### Task directions
Output the entries verbatim, including every line.

### The input
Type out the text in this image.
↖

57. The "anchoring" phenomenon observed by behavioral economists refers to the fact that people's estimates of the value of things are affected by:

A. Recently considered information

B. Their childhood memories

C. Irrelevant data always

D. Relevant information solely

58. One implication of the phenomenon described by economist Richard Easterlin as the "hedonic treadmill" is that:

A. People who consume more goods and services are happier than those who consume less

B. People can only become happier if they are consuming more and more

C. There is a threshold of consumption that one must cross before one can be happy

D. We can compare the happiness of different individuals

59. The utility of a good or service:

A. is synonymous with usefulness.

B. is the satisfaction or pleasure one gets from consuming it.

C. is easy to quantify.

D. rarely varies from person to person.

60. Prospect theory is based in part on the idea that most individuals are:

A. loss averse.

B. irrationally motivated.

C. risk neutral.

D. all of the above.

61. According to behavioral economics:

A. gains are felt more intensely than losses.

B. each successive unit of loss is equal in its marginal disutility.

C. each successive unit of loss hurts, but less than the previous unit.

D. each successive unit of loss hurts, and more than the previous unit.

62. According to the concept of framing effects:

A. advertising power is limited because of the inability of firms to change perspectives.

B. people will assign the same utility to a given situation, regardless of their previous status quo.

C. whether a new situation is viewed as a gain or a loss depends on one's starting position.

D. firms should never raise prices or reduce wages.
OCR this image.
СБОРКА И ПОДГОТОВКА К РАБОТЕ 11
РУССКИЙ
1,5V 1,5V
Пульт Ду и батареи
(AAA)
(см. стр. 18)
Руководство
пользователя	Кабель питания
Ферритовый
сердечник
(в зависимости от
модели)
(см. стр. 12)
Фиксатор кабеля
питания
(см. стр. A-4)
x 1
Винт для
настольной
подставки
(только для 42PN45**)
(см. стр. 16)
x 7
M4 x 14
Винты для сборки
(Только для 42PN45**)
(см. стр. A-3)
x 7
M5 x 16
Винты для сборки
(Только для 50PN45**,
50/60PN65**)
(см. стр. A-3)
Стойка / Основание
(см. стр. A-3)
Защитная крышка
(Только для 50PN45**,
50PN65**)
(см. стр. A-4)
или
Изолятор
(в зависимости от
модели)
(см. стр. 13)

### Written solution
Type out the text in this image.
↖

57. The "anchoring" phenomenon observed by behavioral economists refers to the fact that people's estimates of the value of things are affected by:

A. Recently considered information

B. Their childhood memories

C. Irrelevant data always

D. Relevant information solely

58. One implication of the phenomenon described by economist Richard Easterlin as the "hedonic treadmill" is that:

A. People who consume more goods and services are happier than those who consume less

B. People can only become happier if they are consuming more and more

C. There is a threshold of consumption that one must cross before one can be happy

D. We can compare the happiness of different individuals

59. The utility of a good or service:

A. is synonymous with usefulness.

B. is the satisfaction or pleasure one gets from consuming it.

C. is easy to quantify.

D. rarely varies from person to person.

60. Prospect theory is based in part on the idea that most individuals are:

A. loss averse.

B. irrationally motivated.

C. risk neutral.

D. all of the above.

61. According to behavioral economics:

A. gains are felt more intensely than losses.

B. each successive unit of loss is equal in its marginal disutility.

C. each successive unit of loss hurts, but less than the previous unit.

D. each successive unit of loss hurts, and more than the previous unit.

62. According to the concept of framing effects:

A. advertising power is limited because of the inability of firms to change perspectives.

B. people will assign the same utility to a given situation, regardless of their previous status quo.

C. whether a new situation is viewed as a gain or a loss depends on one's starting position.

D. firms should never raise prices or reduce wages.
OCR this image.
СБОРКА И ПОДГОТОВКА К РАБОТЕ 11
РУССКИЙ
1,5V 1,5V
Пульт Ду и батареи
(AAA)
(см. стр. 18)
Руководство
пользователя	Кабель питания
Ферритовый
сердечник
(в зависимости от
модели)
(см. стр. 12)
Фиксатор кабеля
питания
(см. стр. A-4)
x 1
Винт для
настольной
подставки
(только для 42PN45**)
(см. стр. 16)
x 7
M4 x 14
Винты для сборки
(Только для 42PN45**)
(см. стр. A-3)
x 7
M5 x 16
Винты для сборки
(Только для 50PN45**,
50/60PN65**)
(см. стр. A-3)
Стойка / Основание
(см. стр. A-3)
Защитная крышка
(Только для 50PN45**,
50PN65**)
(см. стр. A-4)
или
Изолятор
(в зависимости от
модели)
(см. стр. 13)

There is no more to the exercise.